*Job*.
Indicate only the number of lines in the listing below in which the word "arrow" appears.

-- START OF Items --

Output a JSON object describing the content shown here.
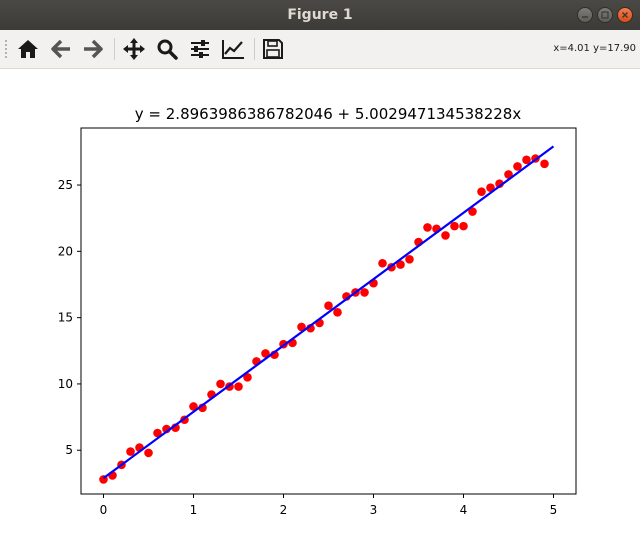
{
  "window": {
    "title": "Figure 1",
    "buttons": {
      "minimize_icon": "minimize-icon",
      "maximize_icon": "maximize-icon",
      "close_icon": "close-icon"
    }
  },
  "toolbar": {
    "items": [
      {
        "name": "home-button",
        "icon": "home-icon"
      },
      {
        "name": "back-button",
        "icon": "arrow-left-icon"
      },
      {
        "name": "forward-button",
        "icon": "arrow-right-icon"
      },
      {
        "name": "pan-button",
        "icon": "move-icon"
      },
      {
        "name": "zoom-button",
        "icon": "magnifier-icon"
      },
      {
        "name": "configure-subplots-button",
        "icon": "sliders-icon"
      },
      {
        "name": "edit-axis-button",
        "icon": "line-chart-icon"
      },
      {
        "name": "save-button",
        "icon": "floppy-disk-icon"
      }
    ],
    "coords": "x=4.01 y=17.90"
  },
  "chart_data": {
    "type": "scatter",
    "title": "y = 2.8963986386782046 + 5.002947134538228x",
    "xlabel": "",
    "ylabel": "",
    "xlim": [
      -0.25,
      5.25
    ],
    "ylim": [
      1.7,
      29.3
    ],
    "xticks": [
      0,
      1,
      2,
      3,
      4,
      5
    ],
    "yticks": [
      5,
      10,
      15,
      20,
      25
    ],
    "grid": false,
    "colors": {
      "points": "#ff0000",
      "line": "#0000ff"
    },
    "series": [
      {
        "kind": "scatter",
        "x": [
          0,
          0.1,
          0.2,
          0.3,
          0.4,
          0.5,
          0.6,
          0.7,
          0.8,
          0.9,
          1.0,
          1.1,
          1.2,
          1.3,
          1.4,
          1.5,
          1.6,
          1.7,
          1.8,
          1.9,
          2.0,
          2.1,
          2.2,
          2.3,
          2.4,
          2.5,
          2.6,
          2.7,
          2.8,
          2.9,
          3.0,
          3.1,
          3.2,
          3.3,
          3.4,
          3.5,
          3.6,
          3.7,
          3.8,
          3.9,
          4.0,
          4.1,
          4.2,
          4.3,
          4.4,
          4.5,
          4.6,
          4.7,
          4.8,
          4.9
        ],
        "y": [
          2.8,
          3.1,
          3.9,
          4.9,
          5.2,
          4.8,
          6.3,
          6.6,
          6.7,
          7.3,
          8.3,
          8.2,
          9.2,
          10.0,
          9.8,
          9.8,
          10.5,
          11.7,
          12.3,
          12.2,
          13.0,
          13.1,
          14.3,
          14.2,
          14.6,
          15.9,
          15.4,
          16.6,
          16.9,
          16.9,
          17.6,
          19.1,
          18.8,
          19.0,
          19.4,
          20.7,
          21.8,
          21.7,
          21.2,
          21.9,
          21.9,
          23.0,
          24.5,
          24.8,
          25.1,
          25.8,
          26.4,
          26.9,
          27.0,
          26.6
        ]
      },
      {
        "kind": "line",
        "x": [
          0,
          5
        ],
        "y": [
          2.896,
          27.911
        ]
      }
    ]
  }
}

-- END OF Items --

*Correct result*.
2